# [Exercise details]
Write out the records word for word, with no pictures.

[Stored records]
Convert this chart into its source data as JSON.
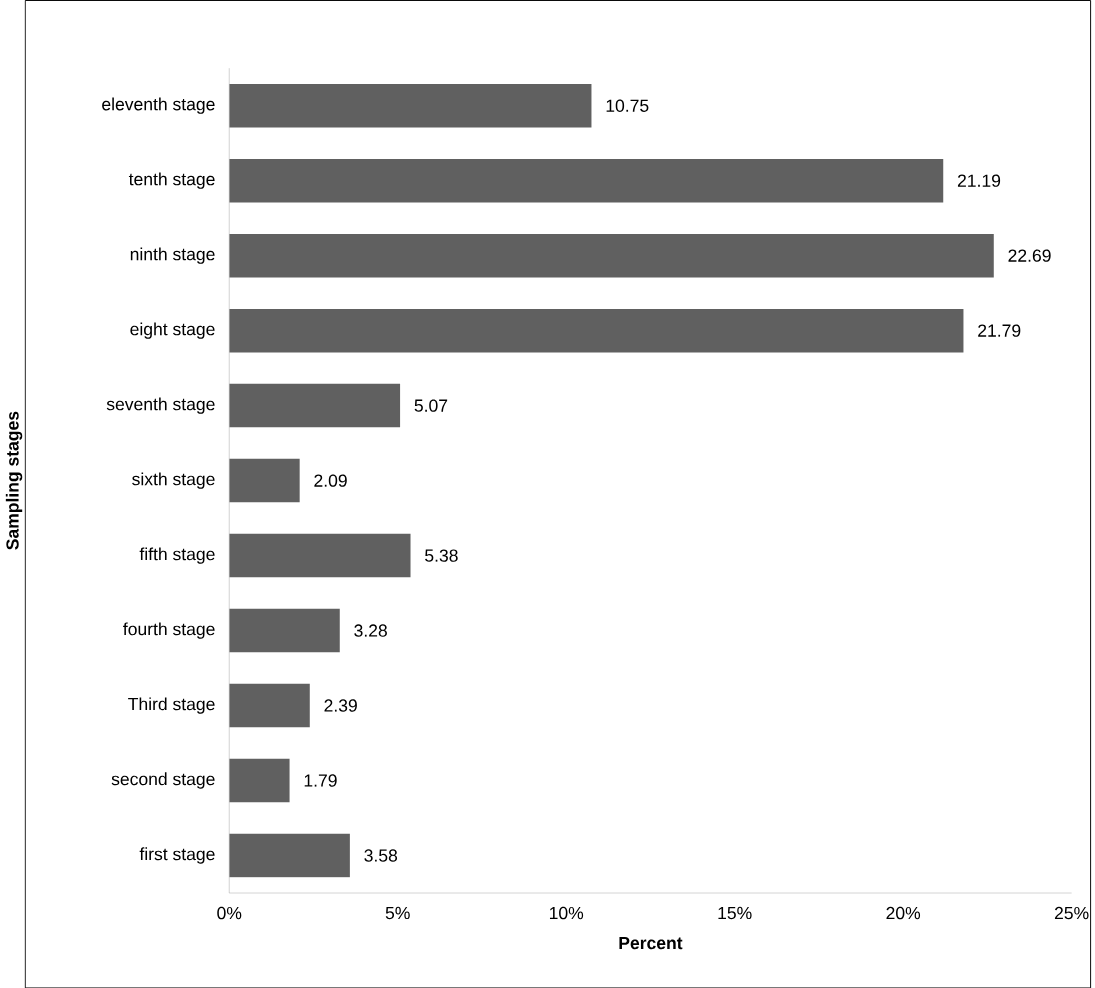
{
  "chart_data": {
    "type": "bar",
    "orientation": "horizontal",
    "xlabel": "Percent",
    "ylabel": "Sampling stages",
    "categories": [
      "eleventh stage",
      "tenth stage",
      "ninth stage",
      "eight stage",
      "seventh stage",
      "sixth stage",
      "fifth stage",
      "fourth stage",
      "Third stage",
      "second stage",
      "first stage"
    ],
    "values": [
      10.75,
      21.19,
      22.69,
      21.79,
      5.07,
      2.09,
      5.38,
      3.28,
      2.39,
      1.79,
      3.58
    ],
    "color": "#606060",
    "data_labels": true,
    "grid": false,
    "xlim": [
      0,
      25
    ],
    "xticks": [
      {
        "value": 0,
        "label": "0%"
      },
      {
        "value": 5,
        "label": "5%"
      },
      {
        "value": 10,
        "label": "10%"
      },
      {
        "value": 15,
        "label": "15%"
      },
      {
        "value": 20,
        "label": "20%"
      },
      {
        "value": 25,
        "label": "25%"
      }
    ]
  }
}
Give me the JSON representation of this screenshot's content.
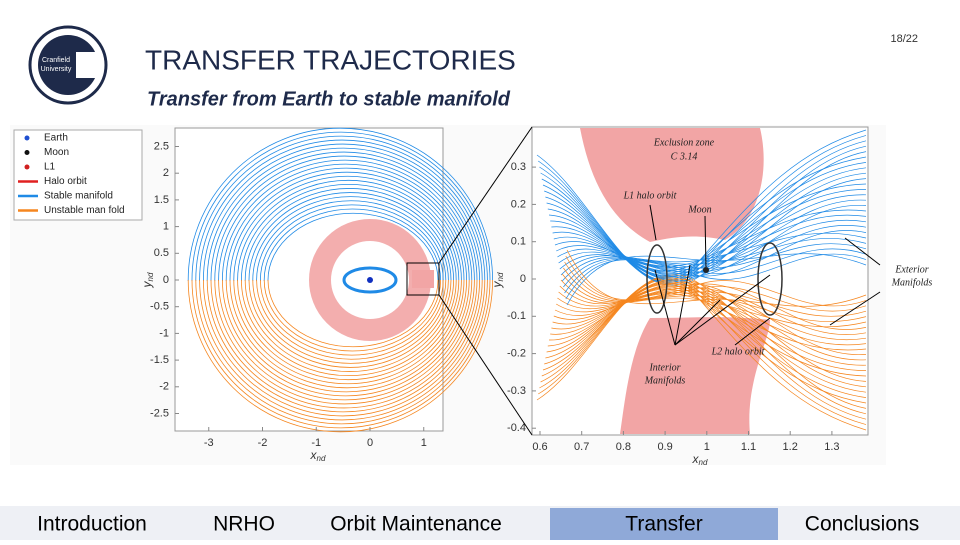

# [Response to the exercise]
Convert this chart into its source data as JSON.
{
  "chart_data": {
    "type": "bar",
    "orientation": "horizontal",
    "xlabel": "Percent",
    "ylabel": "Sampling stages",
    "categories": [
      "eleventh stage",
      "tenth stage",
      "ninth stage",
      "eight stage",
      "seventh stage",
      "sixth stage",
      "fifth stage",
      "fourth stage",
      "Third stage",
      "second stage",
      "first stage"
    ],
    "values": [
      10.75,
      21.19,
      22.69,
      21.79,
      5.07,
      2.09,
      5.38,
      3.28,
      2.39,
      1.79,
      3.58
    ],
    "color": "#606060",
    "data_labels": true,
    "grid": false,
    "xlim": [
      0,
      25
    ],
    "xticks": [
      {
        "value": 0,
        "label": "0%"
      },
      {
        "value": 5,
        "label": "5%"
      },
      {
        "value": 10,
        "label": "10%"
      },
      {
        "value": 15,
        "label": "15%"
      },
      {
        "value": 20,
        "label": "20%"
      },
      {
        "value": 25,
        "label": "25%"
      }
    ]
  }
}
Give me the JSON representation of this screenshot's content.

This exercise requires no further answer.